Extrait choisi:
────────────────────────────────────────

Né en même temps que le christianisme, comme une inspiration du mal suprême pour combattre le suprême bien, le pouvoir des Césars fut satanique dans son essence. Ce trône d’où Néron s’entendit appeler dieu, et se proclama dispensateur des couronnes, me représente, si j’ose le dire, le pinacle du temple où Satan plaça le Sauveur, et d’où il lui fit voir tous les royaumes de la terre, en lui disant : « Tout ceci est à moi, et je te le donne si tu tombes à mes pieds et si tu m’adores. » Comme le Satan de Milton, qui porte en lui l’enfer tout entier, César, l’incarnation du mal, le Satan terrestre, porte sur sa tête une triple couronne d’orgueil, de danger et de remords, dont nul front ne fut plus étroitement ceint que celui de Néron. Son inquiétude et sa peur étaient gigantesques comme son pouvoir ; il se sentait, comme dit le poète, « appuyé sur des états chancelans, et sentait trembler sous lui le faîte d’où il voyait le monde à ses pieds ! » Le moment approchait où ses prétoriens allaient lui apprendre que « l’épée, une fois tirée, appartient au soldat et non au chef[3]. » Le monde le soutenait tout en le subissant ; pour que Néron tombât, le monde n’avait qu’à se retirer. Remarquez l’expression de Suétone et des autres historiens : « Après l’avoir souffert près de quatorze ans, le monde le quitta[4] ; » mot qui, vous allez le voir, raconte à lui seul la chute de Néron.

  1. Galat., V, 19 et suiv.Sapient., XIV, 22 et suiv.
  2. Galat., V, 22-23. — Sapient., XV, 5.
  3. Scit non esse ducis, strictos, sed militis, enses.

    (Lucain, Phars., V.)

  4. Suét., 40. — Tacit., Hist., i, 4. — Eutrope.

────────────────────────────────────────

Matériel fourni:

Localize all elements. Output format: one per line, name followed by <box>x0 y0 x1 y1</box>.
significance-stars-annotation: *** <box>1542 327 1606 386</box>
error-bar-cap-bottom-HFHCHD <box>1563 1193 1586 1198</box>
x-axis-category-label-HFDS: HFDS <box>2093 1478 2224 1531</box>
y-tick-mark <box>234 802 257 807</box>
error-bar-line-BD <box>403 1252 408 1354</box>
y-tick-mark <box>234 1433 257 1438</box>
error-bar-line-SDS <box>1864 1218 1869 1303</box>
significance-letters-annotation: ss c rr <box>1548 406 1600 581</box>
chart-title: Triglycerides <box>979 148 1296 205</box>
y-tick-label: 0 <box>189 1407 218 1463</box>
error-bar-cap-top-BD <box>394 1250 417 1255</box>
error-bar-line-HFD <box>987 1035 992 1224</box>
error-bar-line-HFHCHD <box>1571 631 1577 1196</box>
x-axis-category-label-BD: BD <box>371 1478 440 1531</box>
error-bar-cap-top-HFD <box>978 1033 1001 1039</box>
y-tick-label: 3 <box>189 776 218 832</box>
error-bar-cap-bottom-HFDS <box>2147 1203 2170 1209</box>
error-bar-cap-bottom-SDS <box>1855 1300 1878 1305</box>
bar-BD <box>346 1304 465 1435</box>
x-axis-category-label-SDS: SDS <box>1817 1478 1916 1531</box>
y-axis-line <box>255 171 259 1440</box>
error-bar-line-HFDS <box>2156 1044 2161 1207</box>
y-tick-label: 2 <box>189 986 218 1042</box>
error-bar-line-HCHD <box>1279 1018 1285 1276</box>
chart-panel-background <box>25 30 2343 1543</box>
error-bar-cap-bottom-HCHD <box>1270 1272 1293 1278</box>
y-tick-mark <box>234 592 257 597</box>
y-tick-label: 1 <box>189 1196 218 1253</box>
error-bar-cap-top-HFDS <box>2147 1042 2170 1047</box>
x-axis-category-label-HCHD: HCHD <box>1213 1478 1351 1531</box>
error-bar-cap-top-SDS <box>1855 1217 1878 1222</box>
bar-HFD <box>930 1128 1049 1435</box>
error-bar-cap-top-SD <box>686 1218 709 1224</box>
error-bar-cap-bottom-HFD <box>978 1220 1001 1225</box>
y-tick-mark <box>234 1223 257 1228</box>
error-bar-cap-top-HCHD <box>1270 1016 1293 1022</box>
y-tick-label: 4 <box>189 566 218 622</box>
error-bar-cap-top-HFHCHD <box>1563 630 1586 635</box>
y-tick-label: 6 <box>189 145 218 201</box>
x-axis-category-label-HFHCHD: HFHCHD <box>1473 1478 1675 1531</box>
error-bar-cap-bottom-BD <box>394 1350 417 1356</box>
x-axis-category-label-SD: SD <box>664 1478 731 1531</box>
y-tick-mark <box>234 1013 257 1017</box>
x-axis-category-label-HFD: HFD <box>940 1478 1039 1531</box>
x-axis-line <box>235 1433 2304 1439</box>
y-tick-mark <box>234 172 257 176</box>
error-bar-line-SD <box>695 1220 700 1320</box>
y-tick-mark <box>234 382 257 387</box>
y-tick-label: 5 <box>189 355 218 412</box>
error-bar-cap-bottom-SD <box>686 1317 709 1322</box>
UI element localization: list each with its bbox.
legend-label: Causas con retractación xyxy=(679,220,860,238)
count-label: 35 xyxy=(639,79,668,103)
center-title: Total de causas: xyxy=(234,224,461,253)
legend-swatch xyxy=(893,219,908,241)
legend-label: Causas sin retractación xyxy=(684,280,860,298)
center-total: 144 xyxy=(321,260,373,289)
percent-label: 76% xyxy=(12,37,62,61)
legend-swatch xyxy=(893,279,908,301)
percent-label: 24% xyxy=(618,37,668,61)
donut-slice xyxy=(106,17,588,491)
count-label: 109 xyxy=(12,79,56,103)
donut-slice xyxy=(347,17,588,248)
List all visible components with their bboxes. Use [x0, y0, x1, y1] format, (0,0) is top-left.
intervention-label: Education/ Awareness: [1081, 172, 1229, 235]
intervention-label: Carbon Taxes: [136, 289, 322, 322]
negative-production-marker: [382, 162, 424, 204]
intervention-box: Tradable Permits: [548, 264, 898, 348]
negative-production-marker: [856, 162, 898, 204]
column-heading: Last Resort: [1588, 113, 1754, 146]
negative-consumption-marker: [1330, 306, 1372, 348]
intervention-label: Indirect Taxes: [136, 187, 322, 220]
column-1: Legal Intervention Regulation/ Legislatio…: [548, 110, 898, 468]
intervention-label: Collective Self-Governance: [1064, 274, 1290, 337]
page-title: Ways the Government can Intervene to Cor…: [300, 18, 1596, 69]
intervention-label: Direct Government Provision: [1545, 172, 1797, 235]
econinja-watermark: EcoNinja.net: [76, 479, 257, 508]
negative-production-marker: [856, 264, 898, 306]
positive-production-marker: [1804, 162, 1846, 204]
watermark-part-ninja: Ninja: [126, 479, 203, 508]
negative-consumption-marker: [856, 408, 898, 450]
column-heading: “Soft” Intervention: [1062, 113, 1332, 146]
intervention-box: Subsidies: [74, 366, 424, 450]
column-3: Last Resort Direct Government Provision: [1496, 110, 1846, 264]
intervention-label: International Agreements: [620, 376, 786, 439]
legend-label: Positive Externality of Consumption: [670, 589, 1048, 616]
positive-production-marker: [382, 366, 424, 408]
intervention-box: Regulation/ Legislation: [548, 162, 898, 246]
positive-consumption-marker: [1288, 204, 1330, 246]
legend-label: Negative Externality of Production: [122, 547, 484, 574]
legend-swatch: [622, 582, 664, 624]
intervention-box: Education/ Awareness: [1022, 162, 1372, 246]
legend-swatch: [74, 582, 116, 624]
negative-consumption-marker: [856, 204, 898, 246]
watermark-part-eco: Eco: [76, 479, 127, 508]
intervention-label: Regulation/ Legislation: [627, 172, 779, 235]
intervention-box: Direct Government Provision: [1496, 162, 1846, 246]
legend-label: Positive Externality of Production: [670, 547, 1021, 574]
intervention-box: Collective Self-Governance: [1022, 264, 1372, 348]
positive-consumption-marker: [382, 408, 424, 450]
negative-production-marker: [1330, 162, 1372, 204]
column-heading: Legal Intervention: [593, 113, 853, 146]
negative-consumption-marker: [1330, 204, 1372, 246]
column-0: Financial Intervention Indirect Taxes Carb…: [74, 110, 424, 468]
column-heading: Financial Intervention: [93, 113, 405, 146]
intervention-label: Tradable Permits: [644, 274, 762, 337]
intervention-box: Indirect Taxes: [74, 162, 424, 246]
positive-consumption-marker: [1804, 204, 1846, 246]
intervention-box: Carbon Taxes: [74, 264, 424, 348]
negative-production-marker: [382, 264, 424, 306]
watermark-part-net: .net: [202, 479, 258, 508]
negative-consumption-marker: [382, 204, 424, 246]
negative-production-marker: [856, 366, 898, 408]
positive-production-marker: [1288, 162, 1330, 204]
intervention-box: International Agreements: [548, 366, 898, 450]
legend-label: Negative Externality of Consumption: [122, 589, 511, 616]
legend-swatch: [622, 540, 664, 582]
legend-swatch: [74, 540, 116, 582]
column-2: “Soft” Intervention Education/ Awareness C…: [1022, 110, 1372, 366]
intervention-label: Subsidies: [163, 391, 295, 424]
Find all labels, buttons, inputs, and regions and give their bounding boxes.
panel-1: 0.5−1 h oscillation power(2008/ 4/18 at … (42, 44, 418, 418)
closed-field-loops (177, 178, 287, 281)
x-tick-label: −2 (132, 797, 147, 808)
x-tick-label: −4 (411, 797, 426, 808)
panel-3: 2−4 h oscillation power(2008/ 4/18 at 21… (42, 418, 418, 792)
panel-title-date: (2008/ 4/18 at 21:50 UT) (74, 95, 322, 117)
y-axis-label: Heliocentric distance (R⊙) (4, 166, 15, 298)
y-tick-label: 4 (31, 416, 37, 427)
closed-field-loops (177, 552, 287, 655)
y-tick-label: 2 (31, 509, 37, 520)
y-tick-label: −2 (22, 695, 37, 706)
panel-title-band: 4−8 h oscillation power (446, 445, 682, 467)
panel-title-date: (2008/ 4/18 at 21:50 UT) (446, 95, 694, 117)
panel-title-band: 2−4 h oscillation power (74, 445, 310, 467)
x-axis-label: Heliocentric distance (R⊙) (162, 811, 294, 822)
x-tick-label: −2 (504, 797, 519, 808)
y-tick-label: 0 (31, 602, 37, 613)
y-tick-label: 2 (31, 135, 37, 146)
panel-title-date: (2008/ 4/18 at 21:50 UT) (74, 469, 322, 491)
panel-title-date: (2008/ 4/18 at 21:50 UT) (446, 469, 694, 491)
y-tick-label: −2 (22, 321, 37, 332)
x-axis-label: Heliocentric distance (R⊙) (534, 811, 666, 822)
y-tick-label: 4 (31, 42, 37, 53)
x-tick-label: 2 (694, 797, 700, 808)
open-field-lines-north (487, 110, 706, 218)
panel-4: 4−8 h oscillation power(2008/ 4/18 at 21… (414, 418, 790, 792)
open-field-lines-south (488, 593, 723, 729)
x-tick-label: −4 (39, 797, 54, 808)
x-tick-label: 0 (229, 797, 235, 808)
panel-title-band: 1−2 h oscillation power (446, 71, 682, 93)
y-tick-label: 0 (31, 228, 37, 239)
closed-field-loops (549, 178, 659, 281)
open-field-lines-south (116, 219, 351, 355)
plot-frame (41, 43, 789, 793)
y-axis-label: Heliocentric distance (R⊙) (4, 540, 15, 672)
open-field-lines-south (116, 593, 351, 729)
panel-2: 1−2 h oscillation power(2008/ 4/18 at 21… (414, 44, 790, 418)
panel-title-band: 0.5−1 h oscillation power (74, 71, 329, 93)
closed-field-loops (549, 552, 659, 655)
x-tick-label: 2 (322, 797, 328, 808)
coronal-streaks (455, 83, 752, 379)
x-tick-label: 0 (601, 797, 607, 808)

────────────────────────────────────────

Consigne 1:
D'après l'extrait choisi, combien de temps le monde a-t-il souffert Néron avant de le quitter ?
Consigne 2:
Renvoyez, s'il vous plaît, le passage de l'extrait choisi qui commence par les mots contenant « 2. Galat., V, 22-23. » et se termine par « 4. — Eutrope. ».

Résultat de l'exercice 1:
Près de quatorze ans.

Résultat de l'exercice 2:
2. Galat., V, 22-23. — Sapient., XV, 5.
  3. Scit non esse ducis, strictos, sed militis, enses.

    (Lucain, Phars., V.)

  4. Suét., 40. — Tacit., Hist., i, 4. — Eutrope.